WHAT IS REQUIRED
Restate the full listing word for word and leave the pictures out.

DATA SUPPLIED
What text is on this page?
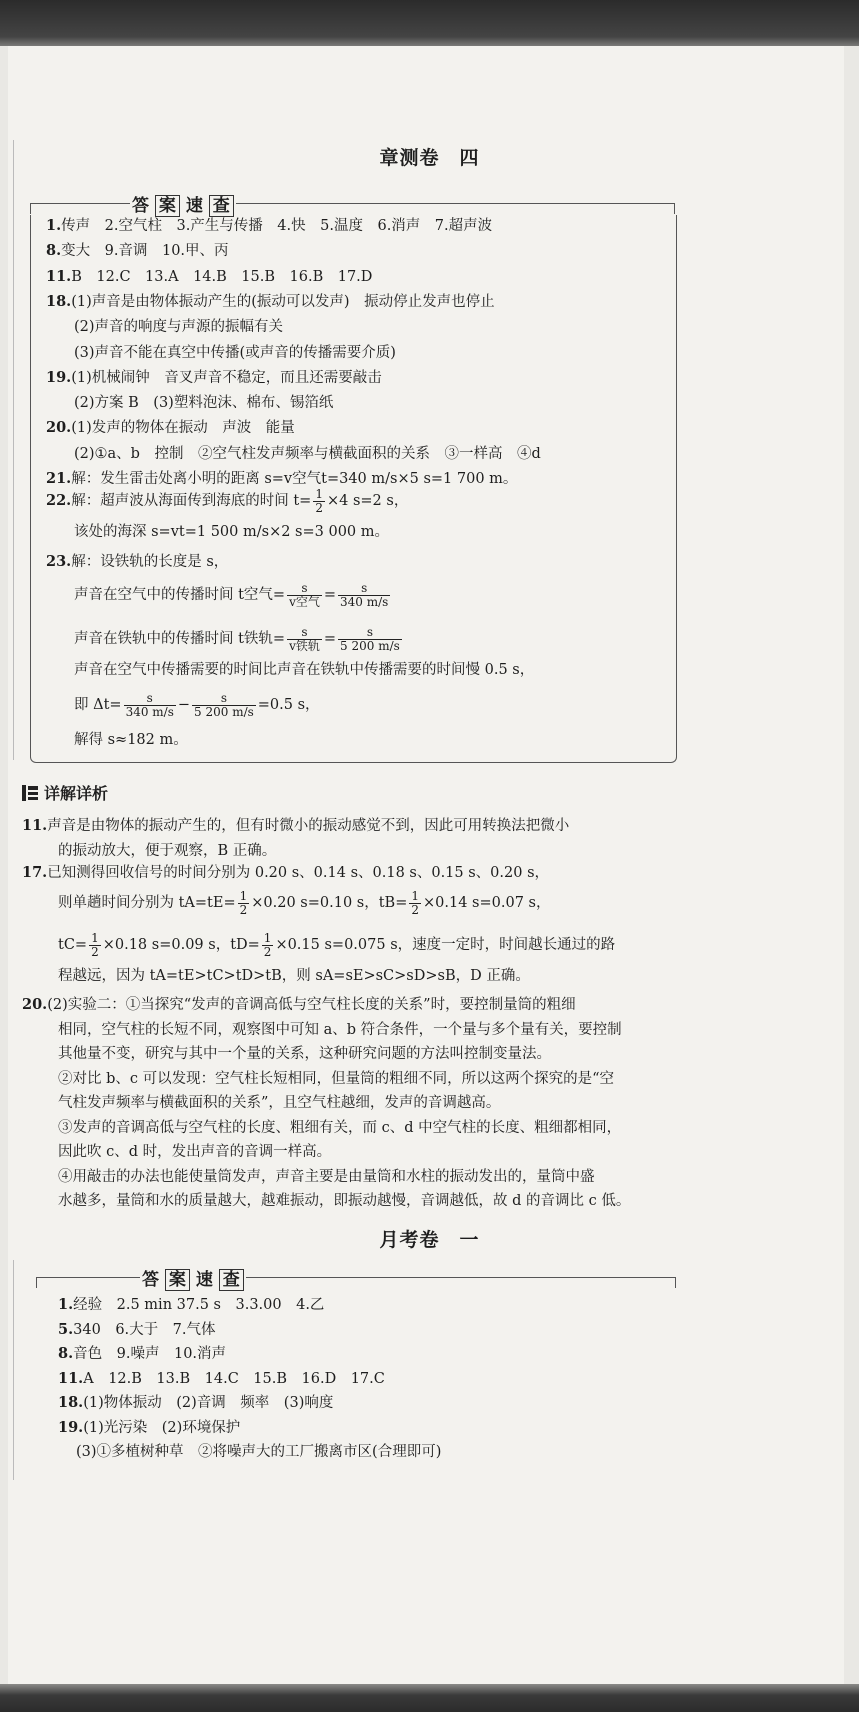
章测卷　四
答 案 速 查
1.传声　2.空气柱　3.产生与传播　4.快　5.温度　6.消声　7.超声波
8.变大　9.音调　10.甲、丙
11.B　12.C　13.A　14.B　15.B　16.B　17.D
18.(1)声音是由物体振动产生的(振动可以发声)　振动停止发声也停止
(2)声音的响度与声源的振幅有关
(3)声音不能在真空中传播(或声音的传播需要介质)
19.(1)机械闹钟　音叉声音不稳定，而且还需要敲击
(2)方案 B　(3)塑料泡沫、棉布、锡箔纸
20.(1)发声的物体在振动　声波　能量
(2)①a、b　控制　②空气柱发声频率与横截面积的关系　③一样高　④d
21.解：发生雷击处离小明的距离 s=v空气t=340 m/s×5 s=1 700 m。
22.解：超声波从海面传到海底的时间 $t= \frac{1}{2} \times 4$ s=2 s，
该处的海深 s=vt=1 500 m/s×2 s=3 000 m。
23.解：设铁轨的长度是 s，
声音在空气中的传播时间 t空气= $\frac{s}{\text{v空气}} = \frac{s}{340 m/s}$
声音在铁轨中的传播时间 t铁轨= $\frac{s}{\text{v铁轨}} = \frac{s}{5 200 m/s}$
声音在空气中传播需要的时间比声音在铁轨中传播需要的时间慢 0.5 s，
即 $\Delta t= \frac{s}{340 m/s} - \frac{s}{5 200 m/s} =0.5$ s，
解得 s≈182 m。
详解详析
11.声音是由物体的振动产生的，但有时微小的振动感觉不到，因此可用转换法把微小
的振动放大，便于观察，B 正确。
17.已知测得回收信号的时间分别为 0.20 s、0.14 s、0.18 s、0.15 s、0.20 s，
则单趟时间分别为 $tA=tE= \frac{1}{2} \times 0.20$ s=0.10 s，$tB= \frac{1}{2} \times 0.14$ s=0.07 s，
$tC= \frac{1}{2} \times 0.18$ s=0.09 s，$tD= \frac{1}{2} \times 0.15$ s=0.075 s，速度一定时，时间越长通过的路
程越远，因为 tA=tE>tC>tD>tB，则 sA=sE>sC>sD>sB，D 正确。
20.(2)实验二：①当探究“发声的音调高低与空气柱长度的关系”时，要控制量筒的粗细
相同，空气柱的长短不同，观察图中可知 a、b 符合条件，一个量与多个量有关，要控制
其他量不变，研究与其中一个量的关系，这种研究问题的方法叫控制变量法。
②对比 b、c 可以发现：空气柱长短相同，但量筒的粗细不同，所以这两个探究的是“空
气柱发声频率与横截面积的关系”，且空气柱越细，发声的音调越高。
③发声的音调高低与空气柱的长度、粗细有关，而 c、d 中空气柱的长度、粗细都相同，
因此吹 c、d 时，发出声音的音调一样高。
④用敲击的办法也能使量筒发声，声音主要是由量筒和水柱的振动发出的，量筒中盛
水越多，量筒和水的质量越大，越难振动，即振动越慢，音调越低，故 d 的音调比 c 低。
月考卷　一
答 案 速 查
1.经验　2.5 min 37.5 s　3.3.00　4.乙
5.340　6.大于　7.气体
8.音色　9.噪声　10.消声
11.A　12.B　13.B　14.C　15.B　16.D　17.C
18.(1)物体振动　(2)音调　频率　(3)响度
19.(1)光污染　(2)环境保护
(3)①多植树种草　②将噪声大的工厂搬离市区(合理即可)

SOLUTION TO THE PROBLEM
What text is on this page?
章测卷　四
答 案 速 查
1.传声　2.空气柱　3.产生与传播　4.快　5.温度　6.消声　7.超声波
8.变大　9.音调　10.甲、丙
11.B　12.C　13.A　14.B　15.B　16.B　17.D
18.(1)声音是由物体振动产生的(振动可以发声)　振动停止发声也停止
(2)声音的响度与声源的振幅有关
(3)声音不能在真空中传播(或声音的传播需要介质)
19.(1)机械闹钟　音叉声音不稳定，而且还需要敲击
(2)方案 B　(3)塑料泡沫、棉布、锡箔纸
20.(1)发声的物体在振动　声波　能量
(2)①a、b　控制　②空气柱发声频率与横截面积的关系　③一样高　④d
21.解：发生雷击处离小明的距离 s=v空气t=340 m/s×5 s=1 700 m。
22.解：超声波从海面传到海底的时间 $t= \frac{1}{2} \times 4$ s=2 s，
该处的海深 s=vt=1 500 m/s×2 s=3 000 m。
23.解：设铁轨的长度是 s，
声音在空气中的传播时间 t空气= $\frac{s}{\text{v空气}} = \frac{s}{340 m/s}$
声音在铁轨中的传播时间 t铁轨= $\frac{s}{\text{v铁轨}} = \frac{s}{5 200 m/s}$
声音在空气中传播需要的时间比声音在铁轨中传播需要的时间慢 0.5 s，
即 $\Delta t= \frac{s}{340 m/s} - \frac{s}{5 200 m/s} =0.5$ s，
解得 s≈182 m。
详解详析
11.声音是由物体的振动产生的，但有时微小的振动感觉不到，因此可用转换法把微小
的振动放大，便于观察，B 正确。
17.已知测得回收信号的时间分别为 0.20 s、0.14 s、0.18 s、0.15 s、0.20 s，
则单趟时间分别为 $tA=tE= \frac{1}{2} \times 0.20$ s=0.10 s，$tB= \frac{1}{2} \times 0.14$ s=0.07 s，
$tC= \frac{1}{2} \times 0.18$ s=0.09 s，$tD= \frac{1}{2} \times 0.15$ s=0.075 s，速度一定时，时间越长通过的路
程越远，因为 tA=tE>tC>tD>tB，则 sA=sE>sC>sD>sB，D 正确。
20.(2)实验二：①当探究“发声的音调高低与空气柱长度的关系”时，要控制量筒的粗细
相同，空气柱的长短不同，观察图中可知 a、b 符合条件，一个量与多个量有关，要控制
其他量不变，研究与其中一个量的关系，这种研究问题的方法叫控制变量法。
②对比 b、c 可以发现：空气柱长短相同，但量筒的粗细不同，所以这两个探究的是“空
气柱发声频率与横截面积的关系”，且空气柱越细，发声的音调越高。
③发声的音调高低与空气柱的长度、粗细有关，而 c、d 中空气柱的长度、粗细都相同，
因此吹 c、d 时，发出声音的音调一样高。
④用敲击的办法也能使量筒发声，声音主要是由量筒和水柱的振动发出的，量筒中盛
水越多，量筒和水的质量越大，越难振动，即振动越慢，音调越低，故 d 的音调比 c 低。
月考卷　一
答 案 速 查
1.经验　2.5 min 37.5 s　3.3.00　4.乙
5.340　6.大于　7.气体
8.音色　9.噪声　10.消声
11.A　12.B　13.B　14.C　15.B　16.D　17.C
18.(1)物体振动　(2)音调　频率　(3)响度
19.(1)光污染　(2)环境保护
(3)①多植树种草　②将噪声大的工厂搬离市区(合理即可)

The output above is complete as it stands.